=== Problem statement ===
Pick out the lines below that include the string "khoảng".

=== Data listing ===

——————

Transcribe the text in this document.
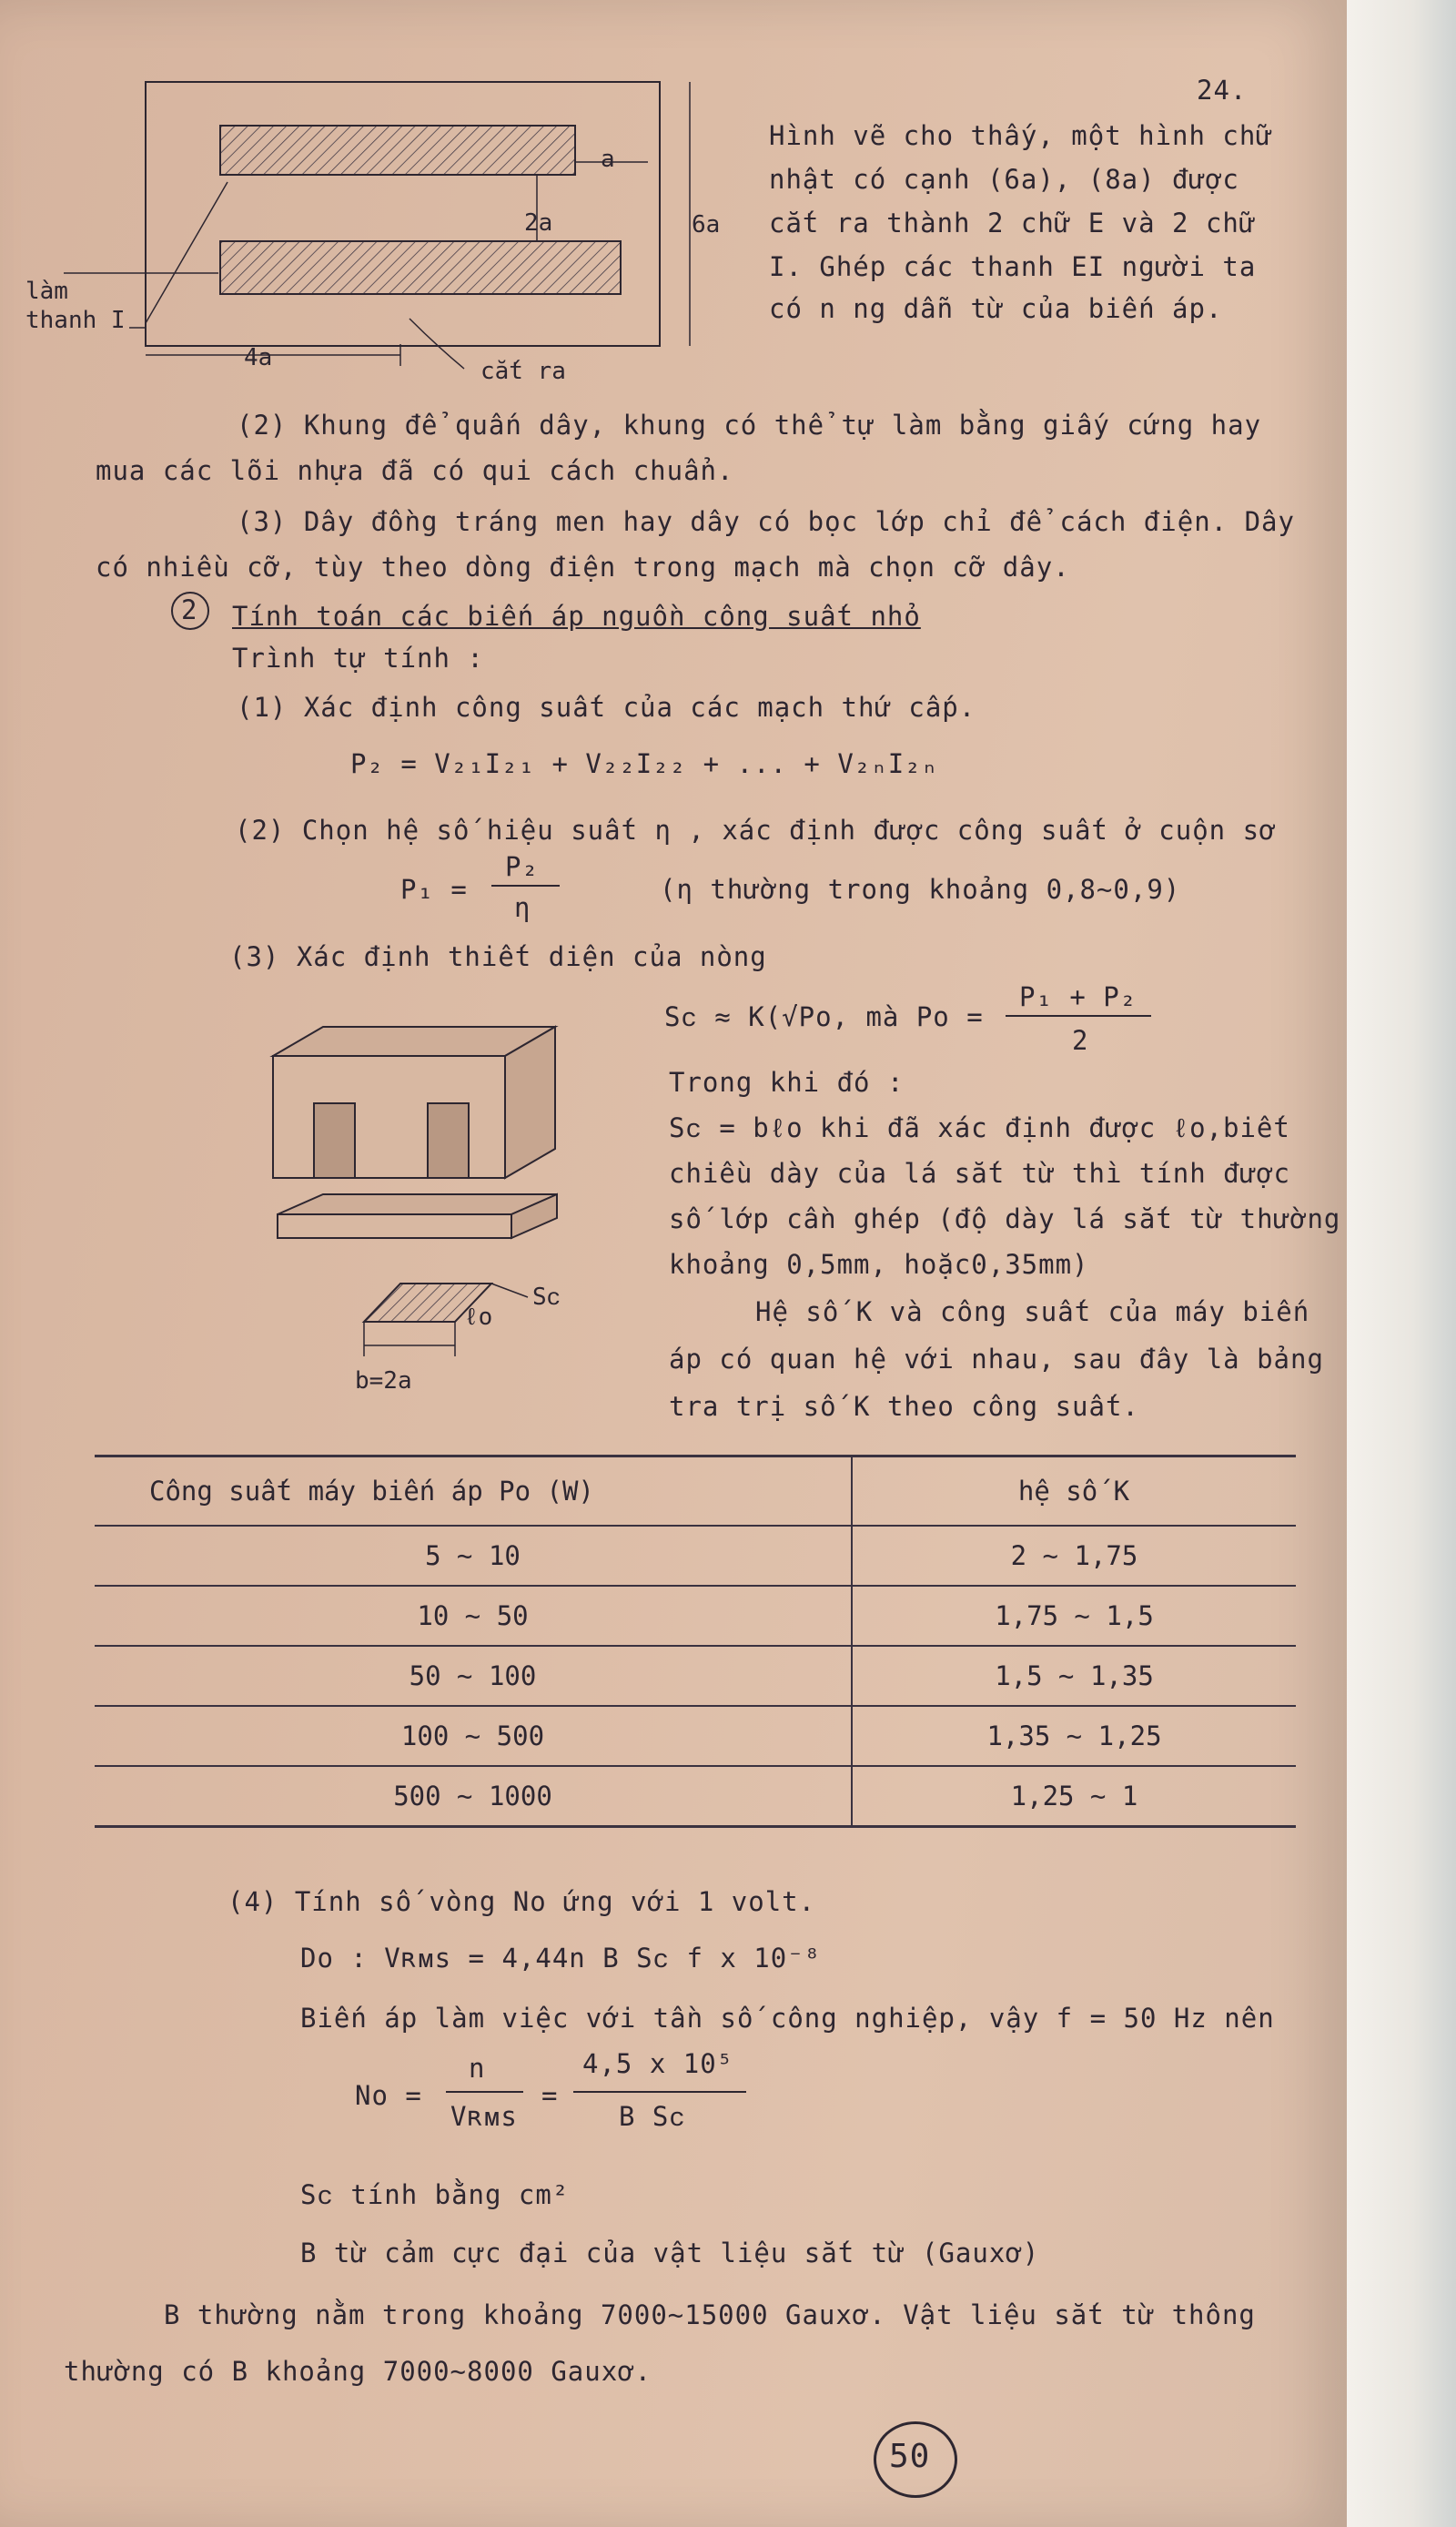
24.
a
2a	6a
4a
làm
thanh I
cắt ra
Hình vẽ cho thấy, một hình chữ
nhật có cạnh (6a), (8a) được
cắt ra thành 2 chữ E và 2 chữ
I. Ghép các thanh EI người ta
có n ng dẫn từ của biến áp.
(2) Khung để quấn dây, khung có thể tự làm bằng giấy cứng hay
mua các lõi nhựa đã có qui cách chuẩn.
(3) Dây đồng tráng men hay dây có bọc lớp chỉ để cách điện. Dây
có nhiều cỡ, tùy theo dòng điện trong mạch mà chọn cỡ dây.
2 Tính toán các biến áp nguồn công suất nhỏ
Trình tự tính :
(1) Xác định công suất của các mạch thứ cấp.
P₂ = V₂₁I₂₁ + V₂₂I₂₂ + ... + V₂ₙI₂ₙ
(2) Chọn hệ số hiệu suất η , xác định được công suất ở cuộn sơ
P₁ =
P₂
η
(η thường trong khoảng 0,8∼0,9)
(3) Xác định thiết diện của nòng
Sᴄ ≈ K(√Po, mà Po =
P₁ + P₂
2
Trong khi đó :
Sᴄ = bℓo khi đã xác định được ℓo,biết
chiều dày của lá sắt từ thì tính được
số lớp cần ghép (độ dày lá sắt từ thường
khoảng 0,5mm, hoặc0,35mm)
Hệ số K và công suất của máy biến
áp có quan hệ với nhau, sau đây là bảng
tra trị số K theo công suất.
Sᴄ
ℓo
b=2a
Công suất máy biến áp Po (W)	hệ số K
5 ∼ 10	2 ∼ 1,75
10 ∼ 50	1,75 ∼ 1,5
50 ∼ 100	1,5 ∼ 1,35
100 ∼ 500	1,35 ∼ 1,25
500 ∼ 1000	1,25 ∼ 1
(4) Tính số vòng No ứng với 1 volt.
Do : Vʀᴍѕ = 4,44n B Sᴄ f x 10⁻⁸
Biến áp làm việc với tần số công nghiệp, vậy f = 50 Hz nên
No =
n
Vʀᴍѕ
=
4,5 x 10⁵
B Sᴄ
Sᴄ tính bằng cm²
B từ cảm cực đại của vật liệu sắt từ (Gauxơ)
B thường nằm trong khoảng 7000∼15000 Gauxơ. Vật liệu sắt từ thông
thường có B khoảng 7000∼8000 Gauxơ.
50
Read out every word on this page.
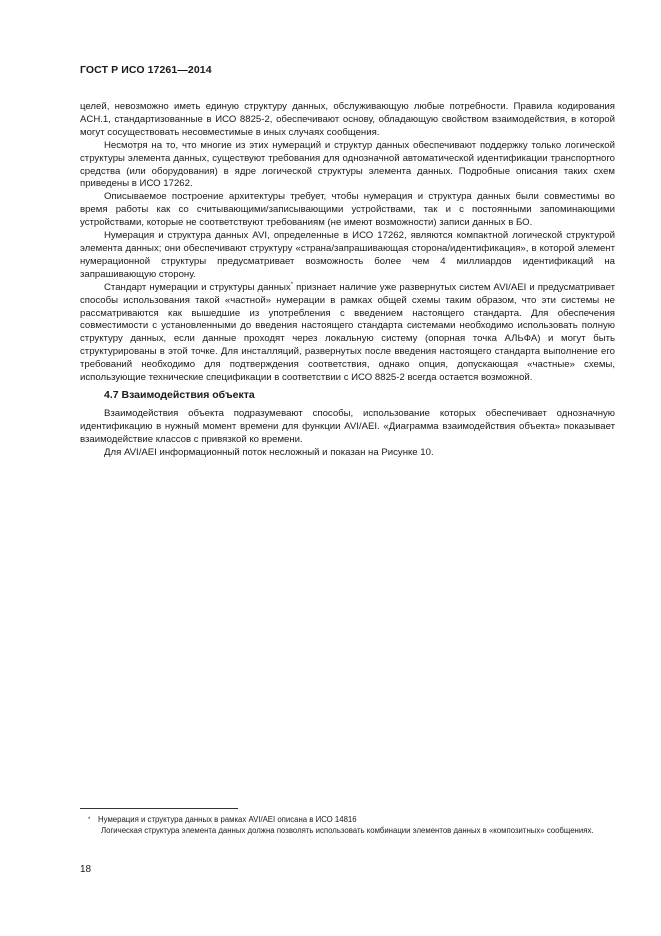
ГОСТ Р ИСО 17261—2014

целей, невозможно иметь единую структуру данных, обслуживающую любые потребности. Правила кодирования ACH.1, стандартизованные в ИСО 8825-2, обеспечивают основу, обладающую свойством взаимодействия, в которой могут сосуществовать несовместимые в иных случаях сообщения.

Несмотря на то, что многие из этих нумераций и структур данных обеспечивают поддержку только логической структуры элемента данных, существуют требования для однозначной автоматической идентификации транспортного средства (или оборудования) в ядре логической структуры элемента данных. Подробные описания таких схем приведены в ИСО 17262.

Описываемое построение архитектуры требует, чтобы нумерация и структура данных были совместимы во время работы как со считывающими/записывающими устройствами, так и с постоянными запоминающими устройствами, которые не соответствуют требованиям (не имеют возможности) записи данных в БО.

Нумерация и структура данных AVI, определенные в ИСО 17262, являются компактной логической структурой элемента данных; они обеспечивают структуру «страна/запрашивающая сторона/идентификация», в которой элемент нумерационной структуры предусматривает возможность более чем 4 миллиардов идентификаций на запрашивающую сторону.

Стандарт нумерации и структуры данных* признает наличие уже развернутых систем AVI/AEI и предусматривает способы использования такой «частной» нумерации в рамках общей схемы таким образом, что эти системы не рассматриваются как вышедшие из употребления с введением настоящего стандарта. Для обеспечения совместимости с установленными до введения настоящего стандарта системами необходимо использовать полную структуру данных, если данные проходят через локальную систему (опорная точка АЛЬФА) и могут быть структурированы в этой точке. Для инсталляций, развернутых после введения настоящего стандарта выполнение его требований необходимо для подтверждения соответствия, однако опция, допускающая «частные» схемы, использующие технические спецификации в соответствии с ИСО 8825-2 всегда остается возможной.

4.7 Взаимодействия объекта

Взаимодействия объекта подразумевают способы, использование которых обеспечивает однозначную идентификацию в нужный момент времени для функции AVI/AEI. «Диаграмма взаимодействия объекта» показывает взаимодействие классов с привязкой ко времени.

Для AVI/AEI информационный поток несложный и показан на Рисунке 10.

* Нумерация и структура данных в рамках AVI/AEI описана в ИСО 14816

Логическая структура элемента данных должна позволять использовать комбинации элементов данных в «композитных» сообщениях.

18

——————

=== Result of this task ===
(η thường trong khoảng 0,8∼0,9)
khoảng 0,5mm, hoặc0,35mm)
B thường nằm trong khoảng 7000∼15000 Gauxơ. Vật liệu sắt từ thông
thường có B khoảng 7000∼8000 Gauxơ.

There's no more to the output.